* begin Records provided *
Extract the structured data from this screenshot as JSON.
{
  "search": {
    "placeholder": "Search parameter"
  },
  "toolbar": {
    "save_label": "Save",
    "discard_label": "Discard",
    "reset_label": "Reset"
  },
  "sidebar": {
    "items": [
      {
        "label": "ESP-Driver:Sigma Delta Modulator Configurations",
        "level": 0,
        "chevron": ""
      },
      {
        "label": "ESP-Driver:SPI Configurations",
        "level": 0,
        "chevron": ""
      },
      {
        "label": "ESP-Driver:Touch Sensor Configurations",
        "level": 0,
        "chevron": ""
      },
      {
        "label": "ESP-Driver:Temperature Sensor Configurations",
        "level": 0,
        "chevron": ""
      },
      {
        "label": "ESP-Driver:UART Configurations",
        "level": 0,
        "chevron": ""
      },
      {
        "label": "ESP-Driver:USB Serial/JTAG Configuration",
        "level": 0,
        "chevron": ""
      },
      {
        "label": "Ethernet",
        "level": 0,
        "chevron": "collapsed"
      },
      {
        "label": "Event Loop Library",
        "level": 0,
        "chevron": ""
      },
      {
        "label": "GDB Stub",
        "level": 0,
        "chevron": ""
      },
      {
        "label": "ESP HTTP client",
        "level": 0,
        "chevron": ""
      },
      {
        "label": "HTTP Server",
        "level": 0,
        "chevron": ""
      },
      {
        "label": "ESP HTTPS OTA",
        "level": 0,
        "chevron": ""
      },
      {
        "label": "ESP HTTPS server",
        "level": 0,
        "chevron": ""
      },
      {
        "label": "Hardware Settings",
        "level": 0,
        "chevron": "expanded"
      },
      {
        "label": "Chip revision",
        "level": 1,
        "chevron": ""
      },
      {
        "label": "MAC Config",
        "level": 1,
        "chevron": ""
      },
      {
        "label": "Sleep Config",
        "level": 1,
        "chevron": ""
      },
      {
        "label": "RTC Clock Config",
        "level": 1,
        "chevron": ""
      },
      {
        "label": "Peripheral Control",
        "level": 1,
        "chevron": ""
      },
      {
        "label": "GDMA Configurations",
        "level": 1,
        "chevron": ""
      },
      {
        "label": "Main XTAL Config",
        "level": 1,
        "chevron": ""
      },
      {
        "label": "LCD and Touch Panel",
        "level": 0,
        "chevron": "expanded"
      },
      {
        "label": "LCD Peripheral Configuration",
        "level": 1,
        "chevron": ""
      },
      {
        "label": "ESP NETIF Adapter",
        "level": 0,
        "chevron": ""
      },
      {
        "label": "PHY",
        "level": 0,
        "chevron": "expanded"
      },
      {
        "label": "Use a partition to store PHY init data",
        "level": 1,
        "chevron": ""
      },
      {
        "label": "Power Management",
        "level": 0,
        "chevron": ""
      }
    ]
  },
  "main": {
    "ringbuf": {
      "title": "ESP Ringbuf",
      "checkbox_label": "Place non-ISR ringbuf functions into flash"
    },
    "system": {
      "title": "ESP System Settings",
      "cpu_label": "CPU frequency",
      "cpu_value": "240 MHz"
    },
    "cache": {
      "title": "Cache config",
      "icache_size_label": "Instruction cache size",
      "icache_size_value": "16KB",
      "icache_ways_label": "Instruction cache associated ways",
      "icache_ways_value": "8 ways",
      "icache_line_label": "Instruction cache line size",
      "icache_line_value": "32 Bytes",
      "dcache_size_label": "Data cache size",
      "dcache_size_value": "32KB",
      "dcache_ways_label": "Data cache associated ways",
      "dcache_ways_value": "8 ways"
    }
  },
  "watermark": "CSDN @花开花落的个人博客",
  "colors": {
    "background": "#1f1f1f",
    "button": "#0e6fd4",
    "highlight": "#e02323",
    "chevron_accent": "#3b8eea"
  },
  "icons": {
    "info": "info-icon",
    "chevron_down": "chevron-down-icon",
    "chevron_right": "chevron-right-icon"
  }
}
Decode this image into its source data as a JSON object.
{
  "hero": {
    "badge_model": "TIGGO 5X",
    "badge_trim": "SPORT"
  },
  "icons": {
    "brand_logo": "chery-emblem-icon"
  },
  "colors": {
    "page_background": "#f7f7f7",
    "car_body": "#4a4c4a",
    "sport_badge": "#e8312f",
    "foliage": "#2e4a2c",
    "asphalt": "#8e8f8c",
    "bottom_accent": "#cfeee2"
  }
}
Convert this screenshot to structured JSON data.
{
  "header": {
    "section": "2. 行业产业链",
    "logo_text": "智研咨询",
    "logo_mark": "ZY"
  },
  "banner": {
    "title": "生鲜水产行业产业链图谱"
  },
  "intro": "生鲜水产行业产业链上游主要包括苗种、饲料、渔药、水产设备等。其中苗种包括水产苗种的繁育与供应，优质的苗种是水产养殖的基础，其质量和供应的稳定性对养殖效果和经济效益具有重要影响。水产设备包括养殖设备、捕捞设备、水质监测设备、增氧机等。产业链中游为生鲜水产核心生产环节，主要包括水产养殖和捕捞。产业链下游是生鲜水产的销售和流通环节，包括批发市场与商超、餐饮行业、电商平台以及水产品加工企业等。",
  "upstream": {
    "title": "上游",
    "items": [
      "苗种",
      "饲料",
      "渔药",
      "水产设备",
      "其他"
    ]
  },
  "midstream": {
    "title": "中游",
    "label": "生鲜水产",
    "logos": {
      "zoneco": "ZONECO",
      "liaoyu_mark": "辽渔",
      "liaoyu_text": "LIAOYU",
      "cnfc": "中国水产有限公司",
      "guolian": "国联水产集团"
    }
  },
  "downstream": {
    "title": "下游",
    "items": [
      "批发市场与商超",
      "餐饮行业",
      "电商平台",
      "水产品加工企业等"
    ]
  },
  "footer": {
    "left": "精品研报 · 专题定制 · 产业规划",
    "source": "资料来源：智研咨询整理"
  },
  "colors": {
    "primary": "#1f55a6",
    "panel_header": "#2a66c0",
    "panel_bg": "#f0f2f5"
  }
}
* end Records provided *
[Exercise requirements]:
Go through the listing above and restate it word for word.

[Result of the task]:
Extract the structured data from this screenshot as JSON.
{
  "search": {
    "placeholder": "Search parameter"
  },
  "toolbar": {
    "save_label": "Save",
    "discard_label": "Discard",
    "reset_label": "Reset"
  },
  "sidebar": {
    "items": [
      {
        "label": "ESP-Driver:Sigma Delta Modulator Configurations",
        "level": 0,
        "chevron": ""
      },
      {
        "label": "ESP-Driver:SPI Configurations",
        "level": 0,
        "chevron": ""
      },
      {
        "label": "ESP-Driver:Touch Sensor Configurations",
        "level": 0,
        "chevron": ""
      },
      {
        "label": "ESP-Driver:Temperature Sensor Configurations",
        "level": 0,
        "chevron": ""
      },
      {
        "label": "ESP-Driver:UART Configurations",
        "level": 0,
        "chevron": ""
      },
      {
        "label": "ESP-Driver:USB Serial/JTAG Configuration",
        "level": 0,
        "chevron": ""
      },
      {
        "label": "Ethernet",
        "level": 0,
        "chevron": "collapsed"
      },
      {
        "label": "Event Loop Library",
        "level": 0,
        "chevron": ""
      },
      {
        "label": "GDB Stub",
        "level": 0,
        "chevron": ""
      },
      {
        "label": "ESP HTTP client",
        "level": 0,
        "chevron": ""
      },
      {
        "label": "HTTP Server",
        "level": 0,
        "chevron": ""
      },
      {
        "label": "ESP HTTPS OTA",
        "level": 0,
        "chevron": ""
      },
      {
        "label": "ESP HTTPS server",
        "level": 0,
        "chevron": ""
      },
      {
        "label": "Hardware Settings",
        "level": 0,
        "chevron": "expanded"
      },
      {
        "label": "Chip revision",
        "level": 1,
        "chevron": ""
      },
      {
        "label": "MAC Config",
        "level": 1,
        "chevron": ""
      },
      {
        "label": "Sleep Config",
        "level": 1,
        "chevron": ""
      },
      {
        "label": "RTC Clock Config",
        "level": 1,
        "chevron": ""
      },
      {
        "label": "Peripheral Control",
        "level": 1,
        "chevron": ""
      },
      {
        "label": "GDMA Configurations",
        "level": 1,
        "chevron": ""
      },
      {
        "label": "Main XTAL Config",
        "level": 1,
        "chevron": ""
      },
      {
        "label": "LCD and Touch Panel",
        "level": 0,
        "chevron": "expanded"
      },
      {
        "label": "LCD Peripheral Configuration",
        "level": 1,
        "chevron": ""
      },
      {
        "label": "ESP NETIF Adapter",
        "level": 0,
        "chevron": ""
      },
      {
        "label": "PHY",
        "level": 0,
        "chevron": "expanded"
      },
      {
        "label": "Use a partition to store PHY init data",
        "level": 1,
        "chevron": ""
      },
      {
        "label": "Power Management",
        "level": 0,
        "chevron": ""
      }
    ]
  },
  "main": {
    "ringbuf": {
      "title": "ESP Ringbuf",
      "checkbox_label": "Place non-ISR ringbuf functions into flash"
    },
    "system": {
      "title": "ESP System Settings",
      "cpu_label": "CPU frequency",
      "cpu_value": "240 MHz"
    },
    "cache": {
      "title": "Cache config",
      "icache_size_label": "Instruction cache size",
      "icache_size_value": "16KB",
      "icache_ways_label": "Instruction cache associated ways",
      "icache_ways_value": "8 ways",
      "icache_line_label": "Instruction cache line size",
      "icache_line_value": "32 Bytes",
      "dcache_size_label": "Data cache size",
      "dcache_size_value": "32KB",
      "dcache_ways_label": "Data cache associated ways",
      "dcache_ways_value": "8 ways"
    }
  },
  "watermark": "CSDN @花开花落的个人博客",
  "colors": {
    "background": "#1f1f1f",
    "button": "#0e6fd4",
    "highlight": "#e02323",
    "chevron_accent": "#3b8eea"
  },
  "icons": {
    "info": "info-icon",
    "chevron_down": "chevron-down-icon",
    "chevron_right": "chevron-right-icon"
  }
}
Decode this image into its source data as a JSON object.
{
  "hero": {
    "badge_model": "TIGGO 5X",
    "badge_trim": "SPORT"
  },
  "icons": {
    "brand_logo": "chery-emblem-icon"
  },
  "colors": {
    "page_background": "#f7f7f7",
    "car_body": "#4a4c4a",
    "sport_badge": "#e8312f",
    "foliage": "#2e4a2c",
    "asphalt": "#8e8f8c",
    "bottom_accent": "#cfeee2"
  }
}
Convert this screenshot to structured JSON data.
{
  "header": {
    "section": "2. 行业产业链",
    "logo_text": "智研咨询",
    "logo_mark": "ZY"
  },
  "banner": {
    "title": "生鲜水产行业产业链图谱"
  },
  "intro": "生鲜水产行业产业链上游主要包括苗种、饲料、渔药、水产设备等。其中苗种包括水产苗种的繁育与供应，优质的苗种是水产养殖的基础，其质量和供应的稳定性对养殖效果和经济效益具有重要影响。水产设备包括养殖设备、捕捞设备、水质监测设备、增氧机等。产业链中游为生鲜水产核心生产环节，主要包括水产养殖和捕捞。产业链下游是生鲜水产的销售和流通环节，包括批发市场与商超、餐饮行业、电商平台以及水产品加工企业等。",
  "upstream": {
    "title": "上游",
    "items": [
      "苗种",
      "饲料",
      "渔药",
      "水产设备",
      "其他"
    ]
  },
  "midstream": {
    "title": "中游",
    "label": "生鲜水产",
    "logos": {
      "zoneco": "ZONECO",
      "liaoyu_mark": "辽渔",
      "liaoyu_text": "LIAOYU",
      "cnfc": "中国水产有限公司",
      "guolian": "国联水产集团"
    }
  },
  "downstream": {
    "title": "下游",
    "items": [
      "批发市场与商超",
      "餐饮行业",
      "电商平台",
      "水产品加工企业等"
    ]
  },
  "footer": {
    "left": "精品研报 · 专题定制 · 产业规划",
    "source": "资料来源：智研咨询整理"
  },
  "colors": {
    "primary": "#1f55a6",
    "panel_header": "#2a66c0",
    "panel_bg": "#f0f2f5"
  }
}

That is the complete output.